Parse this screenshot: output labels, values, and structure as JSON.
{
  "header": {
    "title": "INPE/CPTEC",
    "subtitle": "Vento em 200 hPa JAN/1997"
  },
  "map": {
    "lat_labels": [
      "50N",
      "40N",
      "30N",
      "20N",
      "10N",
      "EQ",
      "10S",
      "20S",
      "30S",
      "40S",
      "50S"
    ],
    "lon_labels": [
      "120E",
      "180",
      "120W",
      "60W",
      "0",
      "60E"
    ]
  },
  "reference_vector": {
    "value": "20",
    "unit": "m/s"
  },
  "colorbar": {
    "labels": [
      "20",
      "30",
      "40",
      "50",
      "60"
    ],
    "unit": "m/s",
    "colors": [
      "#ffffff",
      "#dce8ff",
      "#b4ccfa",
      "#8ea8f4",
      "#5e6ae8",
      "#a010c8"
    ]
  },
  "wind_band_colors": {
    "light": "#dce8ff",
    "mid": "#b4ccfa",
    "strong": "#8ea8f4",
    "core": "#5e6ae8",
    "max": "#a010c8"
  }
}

■ ■ ■

▸ **OBJECTIVE**:
Retype the entries exactly, including every line.

▸ **THE RESULT**:
Parse this screenshot: output labels, values, and structure as JSON.
{
  "header": {
    "title": "INPE/CPTEC",
    "subtitle": "Vento em 200 hPa JAN/1997"
  },
  "map": {
    "lat_labels": [
      "50N",
      "40N",
      "30N",
      "20N",
      "10N",
      "EQ",
      "10S",
      "20S",
      "30S",
      "40S",
      "50S"
    ],
    "lon_labels": [
      "120E",
      "180",
      "120W",
      "60W",
      "0",
      "60E"
    ]
  },
  "reference_vector": {
    "value": "20",
    "unit": "m/s"
  },
  "colorbar": {
    "labels": [
      "20",
      "30",
      "40",
      "50",
      "60"
    ],
    "unit": "m/s",
    "colors": [
      "#ffffff",
      "#dce8ff",
      "#b4ccfa",
      "#8ea8f4",
      "#5e6ae8",
      "#a010c8"
    ]
  },
  "wind_band_colors": {
    "light": "#dce8ff",
    "mid": "#b4ccfa",
    "strong": "#8ea8f4",
    "core": "#5e6ae8",
    "max": "#a010c8"
  }
}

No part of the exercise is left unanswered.